TASK >>
Whenever a line contains the string "MAYNE", copy it out of the entries.

Stored records >>
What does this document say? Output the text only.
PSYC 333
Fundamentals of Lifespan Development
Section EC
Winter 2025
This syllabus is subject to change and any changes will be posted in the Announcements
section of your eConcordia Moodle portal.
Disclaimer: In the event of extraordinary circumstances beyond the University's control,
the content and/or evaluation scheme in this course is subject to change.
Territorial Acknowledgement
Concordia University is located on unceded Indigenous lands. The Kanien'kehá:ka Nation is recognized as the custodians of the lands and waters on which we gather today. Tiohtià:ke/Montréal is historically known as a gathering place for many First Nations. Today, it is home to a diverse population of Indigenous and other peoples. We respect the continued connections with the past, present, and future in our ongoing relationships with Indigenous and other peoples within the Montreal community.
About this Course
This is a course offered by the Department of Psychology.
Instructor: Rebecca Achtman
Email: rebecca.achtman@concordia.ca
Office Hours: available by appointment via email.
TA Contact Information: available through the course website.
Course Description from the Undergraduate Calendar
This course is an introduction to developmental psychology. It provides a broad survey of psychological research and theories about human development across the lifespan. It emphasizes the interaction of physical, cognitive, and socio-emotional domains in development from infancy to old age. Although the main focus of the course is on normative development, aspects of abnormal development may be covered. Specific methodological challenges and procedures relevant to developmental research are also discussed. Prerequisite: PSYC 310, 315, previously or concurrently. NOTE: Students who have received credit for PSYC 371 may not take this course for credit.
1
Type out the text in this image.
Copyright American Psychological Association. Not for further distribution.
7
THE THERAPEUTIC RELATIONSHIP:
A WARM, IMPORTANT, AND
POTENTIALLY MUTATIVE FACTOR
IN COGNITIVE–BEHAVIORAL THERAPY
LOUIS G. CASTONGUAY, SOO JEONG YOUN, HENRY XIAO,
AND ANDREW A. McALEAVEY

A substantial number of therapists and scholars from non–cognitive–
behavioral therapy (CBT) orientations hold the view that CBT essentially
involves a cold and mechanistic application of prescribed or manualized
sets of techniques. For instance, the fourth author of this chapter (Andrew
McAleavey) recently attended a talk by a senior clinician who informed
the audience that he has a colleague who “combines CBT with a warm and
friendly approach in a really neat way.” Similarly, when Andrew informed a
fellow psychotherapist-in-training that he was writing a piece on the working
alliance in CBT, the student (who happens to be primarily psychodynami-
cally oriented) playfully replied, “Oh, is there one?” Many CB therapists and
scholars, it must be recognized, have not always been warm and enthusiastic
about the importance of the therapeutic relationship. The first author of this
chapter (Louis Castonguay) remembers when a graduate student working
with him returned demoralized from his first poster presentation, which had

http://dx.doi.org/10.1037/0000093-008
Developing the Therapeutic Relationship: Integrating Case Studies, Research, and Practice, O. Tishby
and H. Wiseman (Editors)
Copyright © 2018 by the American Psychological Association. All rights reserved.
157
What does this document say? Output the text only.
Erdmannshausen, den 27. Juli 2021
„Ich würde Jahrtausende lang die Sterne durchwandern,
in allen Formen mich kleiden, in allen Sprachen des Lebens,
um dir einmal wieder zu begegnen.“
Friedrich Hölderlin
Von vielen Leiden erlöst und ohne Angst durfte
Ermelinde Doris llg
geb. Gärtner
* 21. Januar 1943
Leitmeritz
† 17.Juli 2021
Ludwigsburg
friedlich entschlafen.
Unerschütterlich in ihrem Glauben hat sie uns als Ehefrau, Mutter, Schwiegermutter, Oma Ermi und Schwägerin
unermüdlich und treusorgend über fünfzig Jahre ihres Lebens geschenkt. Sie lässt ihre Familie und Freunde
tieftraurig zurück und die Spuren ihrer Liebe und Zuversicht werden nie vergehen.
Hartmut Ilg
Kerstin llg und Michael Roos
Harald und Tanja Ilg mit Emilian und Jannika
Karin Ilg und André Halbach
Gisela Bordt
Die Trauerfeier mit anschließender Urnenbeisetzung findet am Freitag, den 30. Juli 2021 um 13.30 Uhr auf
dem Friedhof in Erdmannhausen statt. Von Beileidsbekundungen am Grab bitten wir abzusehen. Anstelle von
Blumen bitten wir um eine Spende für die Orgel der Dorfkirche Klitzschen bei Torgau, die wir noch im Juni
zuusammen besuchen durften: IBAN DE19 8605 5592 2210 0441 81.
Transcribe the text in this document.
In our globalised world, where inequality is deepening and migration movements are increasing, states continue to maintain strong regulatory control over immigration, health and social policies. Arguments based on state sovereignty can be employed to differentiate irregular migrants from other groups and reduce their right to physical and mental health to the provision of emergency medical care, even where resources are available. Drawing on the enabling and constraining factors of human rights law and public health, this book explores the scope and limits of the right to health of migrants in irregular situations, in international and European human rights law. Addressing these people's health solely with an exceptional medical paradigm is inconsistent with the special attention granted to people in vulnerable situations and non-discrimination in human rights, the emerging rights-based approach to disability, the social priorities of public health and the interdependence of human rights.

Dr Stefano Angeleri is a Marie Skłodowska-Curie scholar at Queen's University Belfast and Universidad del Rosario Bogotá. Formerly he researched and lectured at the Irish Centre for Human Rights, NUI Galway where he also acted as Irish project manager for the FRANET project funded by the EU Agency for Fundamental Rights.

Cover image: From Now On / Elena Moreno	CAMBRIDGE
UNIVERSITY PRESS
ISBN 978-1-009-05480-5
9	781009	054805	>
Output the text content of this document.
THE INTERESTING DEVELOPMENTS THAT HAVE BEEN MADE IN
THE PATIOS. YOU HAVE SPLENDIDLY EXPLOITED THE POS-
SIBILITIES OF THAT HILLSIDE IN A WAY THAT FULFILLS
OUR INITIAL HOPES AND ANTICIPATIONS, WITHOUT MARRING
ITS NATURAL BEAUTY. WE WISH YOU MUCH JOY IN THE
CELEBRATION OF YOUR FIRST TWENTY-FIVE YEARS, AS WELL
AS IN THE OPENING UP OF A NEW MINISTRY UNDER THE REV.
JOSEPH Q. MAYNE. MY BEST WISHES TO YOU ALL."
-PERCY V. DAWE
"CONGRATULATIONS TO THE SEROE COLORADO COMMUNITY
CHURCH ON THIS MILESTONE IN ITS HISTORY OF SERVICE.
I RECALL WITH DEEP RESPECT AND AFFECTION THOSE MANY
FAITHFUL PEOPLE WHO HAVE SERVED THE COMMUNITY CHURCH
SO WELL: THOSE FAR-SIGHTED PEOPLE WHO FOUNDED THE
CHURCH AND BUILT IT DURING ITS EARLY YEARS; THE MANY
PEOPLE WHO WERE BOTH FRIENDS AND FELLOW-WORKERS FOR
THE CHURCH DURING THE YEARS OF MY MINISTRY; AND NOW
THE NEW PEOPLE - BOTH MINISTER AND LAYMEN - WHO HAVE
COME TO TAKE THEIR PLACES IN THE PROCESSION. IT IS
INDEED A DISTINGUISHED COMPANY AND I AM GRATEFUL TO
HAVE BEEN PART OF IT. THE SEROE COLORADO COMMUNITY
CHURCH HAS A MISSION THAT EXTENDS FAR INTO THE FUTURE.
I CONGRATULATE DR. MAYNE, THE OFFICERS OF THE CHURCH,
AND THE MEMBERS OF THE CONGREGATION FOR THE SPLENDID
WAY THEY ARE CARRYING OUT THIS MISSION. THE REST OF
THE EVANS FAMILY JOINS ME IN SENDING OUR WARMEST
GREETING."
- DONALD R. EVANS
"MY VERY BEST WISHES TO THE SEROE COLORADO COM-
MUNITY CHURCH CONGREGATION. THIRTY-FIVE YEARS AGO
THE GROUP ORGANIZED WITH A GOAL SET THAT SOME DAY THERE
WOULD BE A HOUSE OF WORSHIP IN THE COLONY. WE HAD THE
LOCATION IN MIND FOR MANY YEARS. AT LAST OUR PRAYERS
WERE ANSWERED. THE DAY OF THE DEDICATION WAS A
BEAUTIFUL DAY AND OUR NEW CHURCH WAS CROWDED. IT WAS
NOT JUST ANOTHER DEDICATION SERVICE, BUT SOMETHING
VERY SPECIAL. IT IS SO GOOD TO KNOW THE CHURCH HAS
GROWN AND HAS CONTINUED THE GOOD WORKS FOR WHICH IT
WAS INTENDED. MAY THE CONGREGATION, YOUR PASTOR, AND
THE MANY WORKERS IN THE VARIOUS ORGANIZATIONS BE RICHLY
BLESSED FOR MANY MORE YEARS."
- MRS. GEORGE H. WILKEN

REPLY TO THE EXERCISE >>
JOSEPH Q. MAYNE. MY BEST WISHES TO YOU ALL."
I CONGRATULATE DR. MAYNE, THE OFFICERS OF THE CHURCH,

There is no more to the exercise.